• **Tâche à réaliser**
Recopiez mot pour mot le passage du texte sur la vertu qui s'ouvre sur les mots contenant « Assurément, Mes Frères, c’est » et se clôt sur « la félicité céleste. ».

• **Texte extrait**
Donner au bien de la publicité, c’est contribuer activement à l’étendre et à le développer. Mais le sentiment qui nous porte à manifester la vertu, pour l’édification de nos semblables, ce sentiment si élevé et si généreux appelle de lui-même quelque chose de plus.
Il ne se peut pas, en effet, que le récit d’une belle action vienne se placer sur nos lèvres sans provoquer de notre part un témoignage d’estime et d’admiration. Expression fidèle de notre pensée intime, ce témoignage est susceptible de recevoir différentes formes : il devient la louange dans la bouche de l’orateur ou sous la plume de l’écrivain; il prend l’accent de l’enthousiasme sur la lyre du poète; il se confond avec le murmure approbateur du suffrage populaire; et enfin, quand nous avons le droit ou la mission de distinguer le mérite en l’entourant d’honneurs, ce témoignage peut grandir et s’élever jusqu’à la récompense.
Assurément, Mes Frères, c’est en elle-même que la vertu trouve ici-bas la première et la plus douce des récompenses. Quand vous faites le bien, que vous pratiquez cette chose si sainte, mais souvent si pénible, qui s’appelle le devoir, et que vous remportez la victoire la plus difficile de toutes, celle de se vaincre soi-même, il se produit en vous ce je ne sais quoi qui réjouit l’âme, qui dilate le cœur, qui parfume la vie; une émotion qui ne ressemble à aucune joie de la terre, et qu’on dirait une anticipation sur la félicité céleste.
Dieu, qui savait ce qu’il en coûterait à l’homme de briser son égoïsme, Dieu n’a pas voulu que le sacrifice demeurât sans récompense immédiate et qu’il ne reçût de couronne que dans un avenir lointain. C’est pourquoi il a placé en chacun de nous un tribunal devant lequel se discutent nos actes, et un juge qui, seul de tous les juges de la terre, a le privilège de décréter le bonheur.

• **Liste**

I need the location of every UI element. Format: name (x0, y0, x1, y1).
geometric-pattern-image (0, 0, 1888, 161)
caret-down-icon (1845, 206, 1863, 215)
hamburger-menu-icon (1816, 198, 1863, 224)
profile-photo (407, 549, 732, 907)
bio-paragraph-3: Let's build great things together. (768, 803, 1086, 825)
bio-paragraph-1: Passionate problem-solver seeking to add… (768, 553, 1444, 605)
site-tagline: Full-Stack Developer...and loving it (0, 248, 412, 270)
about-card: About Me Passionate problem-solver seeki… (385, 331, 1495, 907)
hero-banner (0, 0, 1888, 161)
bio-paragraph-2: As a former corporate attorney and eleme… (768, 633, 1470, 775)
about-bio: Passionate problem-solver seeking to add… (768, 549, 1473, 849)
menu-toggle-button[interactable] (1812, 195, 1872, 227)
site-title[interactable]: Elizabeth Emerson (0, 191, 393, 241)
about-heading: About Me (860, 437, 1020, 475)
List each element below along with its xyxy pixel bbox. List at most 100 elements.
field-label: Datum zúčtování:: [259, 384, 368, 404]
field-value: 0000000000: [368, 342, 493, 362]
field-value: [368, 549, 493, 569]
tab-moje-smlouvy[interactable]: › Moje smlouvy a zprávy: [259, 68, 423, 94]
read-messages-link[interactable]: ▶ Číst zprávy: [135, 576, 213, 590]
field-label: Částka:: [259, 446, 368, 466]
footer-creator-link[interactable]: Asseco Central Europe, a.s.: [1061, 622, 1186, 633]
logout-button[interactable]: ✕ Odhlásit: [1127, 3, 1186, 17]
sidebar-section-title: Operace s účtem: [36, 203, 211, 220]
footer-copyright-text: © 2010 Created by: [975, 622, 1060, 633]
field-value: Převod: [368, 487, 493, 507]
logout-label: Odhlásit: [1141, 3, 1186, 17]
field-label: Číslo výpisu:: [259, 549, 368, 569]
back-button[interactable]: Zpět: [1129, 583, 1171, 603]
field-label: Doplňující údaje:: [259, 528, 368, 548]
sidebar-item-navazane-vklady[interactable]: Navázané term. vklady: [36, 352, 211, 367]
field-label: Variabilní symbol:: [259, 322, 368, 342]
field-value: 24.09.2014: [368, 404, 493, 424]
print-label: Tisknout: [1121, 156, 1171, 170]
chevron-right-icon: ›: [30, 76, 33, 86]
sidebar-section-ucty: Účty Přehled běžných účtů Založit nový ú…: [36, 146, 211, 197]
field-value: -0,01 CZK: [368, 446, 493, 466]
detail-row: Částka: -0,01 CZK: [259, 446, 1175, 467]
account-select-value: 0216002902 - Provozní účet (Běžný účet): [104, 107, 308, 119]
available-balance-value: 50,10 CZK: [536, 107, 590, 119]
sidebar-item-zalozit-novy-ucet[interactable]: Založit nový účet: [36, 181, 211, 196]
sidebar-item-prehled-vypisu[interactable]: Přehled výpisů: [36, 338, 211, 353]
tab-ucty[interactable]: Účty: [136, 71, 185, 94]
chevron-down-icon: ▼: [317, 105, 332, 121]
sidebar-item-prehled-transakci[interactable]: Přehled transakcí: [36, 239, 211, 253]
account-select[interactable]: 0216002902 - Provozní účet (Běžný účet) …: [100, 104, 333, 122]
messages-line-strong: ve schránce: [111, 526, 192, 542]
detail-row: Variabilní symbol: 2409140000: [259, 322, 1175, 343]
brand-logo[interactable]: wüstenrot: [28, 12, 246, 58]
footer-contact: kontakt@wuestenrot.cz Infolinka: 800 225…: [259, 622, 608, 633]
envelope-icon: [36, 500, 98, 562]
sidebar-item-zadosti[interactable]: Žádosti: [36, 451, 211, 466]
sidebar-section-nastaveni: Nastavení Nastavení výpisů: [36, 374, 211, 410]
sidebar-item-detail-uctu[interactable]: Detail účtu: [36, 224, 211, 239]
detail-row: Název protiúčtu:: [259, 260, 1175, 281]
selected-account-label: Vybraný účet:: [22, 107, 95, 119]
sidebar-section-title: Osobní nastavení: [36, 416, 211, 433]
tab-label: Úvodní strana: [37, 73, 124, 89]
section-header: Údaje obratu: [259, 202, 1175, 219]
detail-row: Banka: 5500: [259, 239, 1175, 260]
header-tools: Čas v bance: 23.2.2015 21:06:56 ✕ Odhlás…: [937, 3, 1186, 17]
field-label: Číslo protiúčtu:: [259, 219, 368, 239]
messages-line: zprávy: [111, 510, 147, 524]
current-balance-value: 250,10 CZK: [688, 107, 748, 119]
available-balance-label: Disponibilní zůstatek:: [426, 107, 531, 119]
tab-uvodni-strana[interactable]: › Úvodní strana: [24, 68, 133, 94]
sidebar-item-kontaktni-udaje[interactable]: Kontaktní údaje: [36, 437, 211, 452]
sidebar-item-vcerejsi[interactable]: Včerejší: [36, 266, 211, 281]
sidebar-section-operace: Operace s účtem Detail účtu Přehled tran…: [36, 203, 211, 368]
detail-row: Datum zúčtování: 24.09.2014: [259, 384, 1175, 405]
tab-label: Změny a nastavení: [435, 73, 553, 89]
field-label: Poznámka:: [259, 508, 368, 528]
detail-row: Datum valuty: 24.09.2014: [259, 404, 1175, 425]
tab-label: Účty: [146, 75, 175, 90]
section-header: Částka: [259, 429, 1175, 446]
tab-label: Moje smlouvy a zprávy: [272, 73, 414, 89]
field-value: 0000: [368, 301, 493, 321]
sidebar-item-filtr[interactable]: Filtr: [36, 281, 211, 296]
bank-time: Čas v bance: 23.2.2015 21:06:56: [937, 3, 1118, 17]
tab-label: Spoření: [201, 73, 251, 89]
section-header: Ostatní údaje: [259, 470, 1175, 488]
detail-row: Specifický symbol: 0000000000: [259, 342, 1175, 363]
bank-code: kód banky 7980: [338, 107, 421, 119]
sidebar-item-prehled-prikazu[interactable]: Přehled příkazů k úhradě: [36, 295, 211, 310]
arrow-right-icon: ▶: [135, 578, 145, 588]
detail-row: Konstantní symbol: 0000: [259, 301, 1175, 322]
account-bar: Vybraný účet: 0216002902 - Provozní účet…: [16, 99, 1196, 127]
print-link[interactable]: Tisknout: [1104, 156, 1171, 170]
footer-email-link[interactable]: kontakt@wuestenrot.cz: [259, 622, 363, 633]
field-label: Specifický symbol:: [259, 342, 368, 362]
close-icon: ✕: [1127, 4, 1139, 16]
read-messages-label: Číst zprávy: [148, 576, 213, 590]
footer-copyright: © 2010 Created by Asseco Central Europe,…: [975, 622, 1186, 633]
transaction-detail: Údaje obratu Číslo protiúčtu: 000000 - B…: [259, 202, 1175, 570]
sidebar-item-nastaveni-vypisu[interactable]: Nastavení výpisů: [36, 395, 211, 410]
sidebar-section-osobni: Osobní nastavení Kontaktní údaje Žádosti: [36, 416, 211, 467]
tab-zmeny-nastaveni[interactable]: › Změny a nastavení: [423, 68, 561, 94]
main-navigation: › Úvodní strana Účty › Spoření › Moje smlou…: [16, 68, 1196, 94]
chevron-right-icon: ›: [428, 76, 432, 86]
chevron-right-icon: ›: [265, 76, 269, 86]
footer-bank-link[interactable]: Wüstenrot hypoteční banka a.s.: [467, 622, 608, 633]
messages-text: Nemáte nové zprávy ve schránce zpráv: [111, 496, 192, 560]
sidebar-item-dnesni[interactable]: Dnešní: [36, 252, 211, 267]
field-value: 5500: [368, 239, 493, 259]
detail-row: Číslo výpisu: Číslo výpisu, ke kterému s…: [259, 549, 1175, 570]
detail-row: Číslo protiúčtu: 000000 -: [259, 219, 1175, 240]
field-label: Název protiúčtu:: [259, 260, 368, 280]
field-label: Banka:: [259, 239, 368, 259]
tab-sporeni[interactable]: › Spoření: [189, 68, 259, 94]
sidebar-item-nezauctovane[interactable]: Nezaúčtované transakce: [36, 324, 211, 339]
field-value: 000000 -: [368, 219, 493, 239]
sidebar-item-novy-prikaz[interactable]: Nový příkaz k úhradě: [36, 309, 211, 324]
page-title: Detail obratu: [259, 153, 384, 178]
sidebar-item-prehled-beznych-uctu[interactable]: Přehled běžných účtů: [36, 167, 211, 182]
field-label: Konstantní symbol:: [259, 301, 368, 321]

• **Réponse complète**
Assurément, Mes Frères, c’est en elle-même que la vertu trouve ici-bas la première et la plus douce des récompenses. Quand vous faites le bien, que vous pratiquez cette chose si sainte, mais souvent si pénible, qui s’appelle le devoir, et que vous remportez la victoire la plus difficile de toutes, celle de se vaincre soi-même, il se produit en vous ce je ne sais quoi qui réjouit l’âme, qui dilate le cœur, qui parfume la vie; une émotion qui ne ressemble à aucune joie de la terre, et qu’on dirait une anticipation sur la félicité céleste.